----- Material supplied -----
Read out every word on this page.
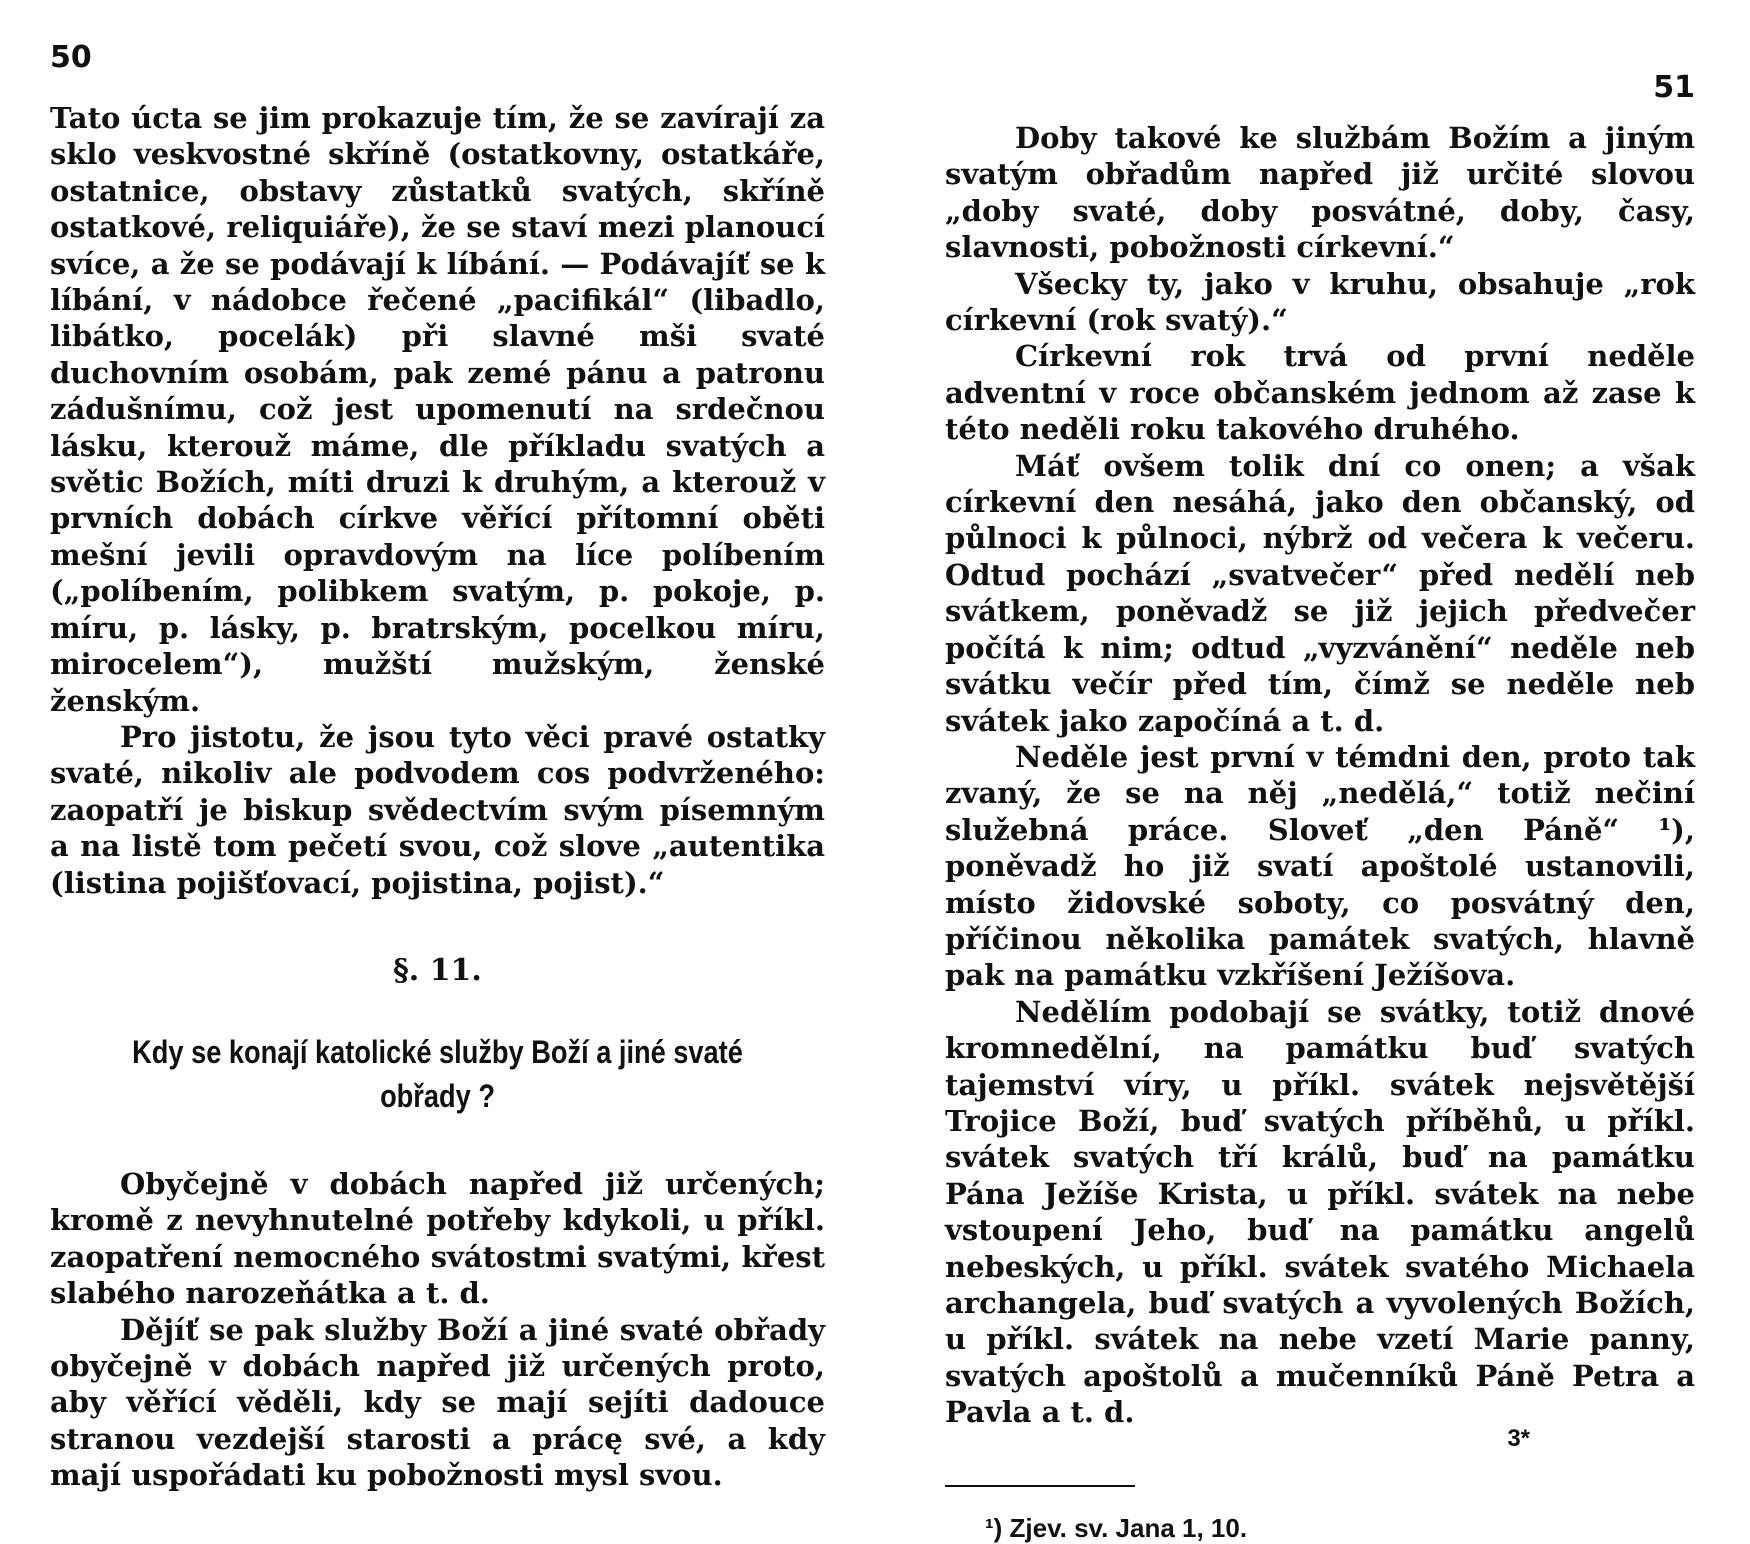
50

Tato úcta se jim prokazuje tím, že se zavírají za sklo veskvostné skříně (ostatkovny, ostatkáře, ostatnice, obstavy zůstatků svatých, skříně ostatkové, reliquiáře), že se staví mezi planoucí svíce, a že se podávají k líbání. — Podávajíť se k líbání, v nádobce řečené „pacifikál“ (libadlo, libátko, pocelák) při slavné mši svaté duchovním osobám, pak zemé pánu a patronu zádušnímu, což jest upomenutí na srdečnou lásku, kterouž máme, dle příkladu svatých a světic Božích, míti druzi k druhým, a kterouž v prvních dobách církve věřící přítomní oběti mešní jevili opravdovým na líce políbením („políbením, polibkem svatým, p. pokoje, p. míru, p. lásky, p. bratrským, pocelkou míru, mirocelem“), mužští mužským, ženské ženským.

Pro jistotu, že jsou tyto věci pravé ostatky svaté, nikoliv ale podvodem cos podvrženého: zaopatří je biskup svědectvím svým písemným a na listě tom pečetí svou, což slove „autentika (listina pojišťovací, pojistina, pojist).“

§. 11.
Kdy se konají katolické služby Boží a jiné svaté obřady ?

Obyčejně v dobách napřed již určených; kromě z nevyhnutelné potřeby kdykoli, u příkl. zaopatření nemocného svátostmi svatými, křest slabého narozeňátka a t. d.

Dějíť se pak služby Boží a jiné svaté obřady obyčejně v dobách napřed již určených proto, aby věřící věděli, kdy se mají sejíti dadouce stranou vezdejší starosti a prácę své, a kdy mají uspořádati ku pobožnosti mysl svou.

51

Doby takové ke službám Božím a jiným svatým obřadům napřed již určité slovou „doby svaté, doby posvátné, doby, časy, slavnosti, pobožnosti církevní.“

Všecky ty, jako v kruhu, obsahuje „rok církevní (rok svatý).“

Církevní rok trvá od první neděle adventní v roce občanském jednom až zase k této neděli roku takového druhého.

Máť ovšem tolik dní co onen; a však církevní den nesáhá, jako den občanský, od půlnoci k půlnoci, nýbrž od večera k večeru. Odtud pochází „svatvečer“ před nedělí neb svátkem, poněvadž se již jejich předvečer počítá k nim; odtud „vyzvánění“ neděle neb svátku večír před tím, čímž se neděle neb svátek jako započíná a t. d.

Neděle jest první v témdni den, proto tak zvaný, že se na něj „nedělá,“ totiž nečiní služebná práce. Sloveť „den Páně“ ¹), poněvadž ho již svatí apoštolé ustanovili, místo židovské soboty, co posvátný den, příčinou několika památek svatých, hlavně pak na památku vzkříšení Ježíšova.

Nedělím podobají se svátky, totiž dnové kromnedělní, na památku buď svatých tajemství víry, u příkl. svátek nejsvětější Trojice Boží, buď svatých příběhů, u příkl. svátek svatých tří králů, buď na památku Pána Ježíše Krista, u příkl. svátek na nebe vstoupení Jeho, buď na památku angelů nebeských, u příkl. svátek svatého Michaela archangela, buď svatých a vyvolených Božích, u příkl. svátek na nebe vzetí Marie panny, svatých apoštolů a mučenníků Páně Petra a Pavla a t. d.

¹) Zjev. sv. Jana 1, 10.
3*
-----
[Task directions]: Pick out the lines containing the word "pobožnosti" and show them.

[In response]:
Dějíť se pak služby Boží a jiné svaté obřady obyčejně v dobách napřed již určených proto, aby věřící věděli, kdy se mají sejíti dadouce stranou vezdejší starosti a prácę své, a kdy mají uspořádati ku pobožnosti mysl svou.
Doby takové ke službám Božím a jiným svatým obřadům napřed již určité slovou „doby svaté, doby posvátné, doby, časy, slavnosti, pobožnosti církevní.“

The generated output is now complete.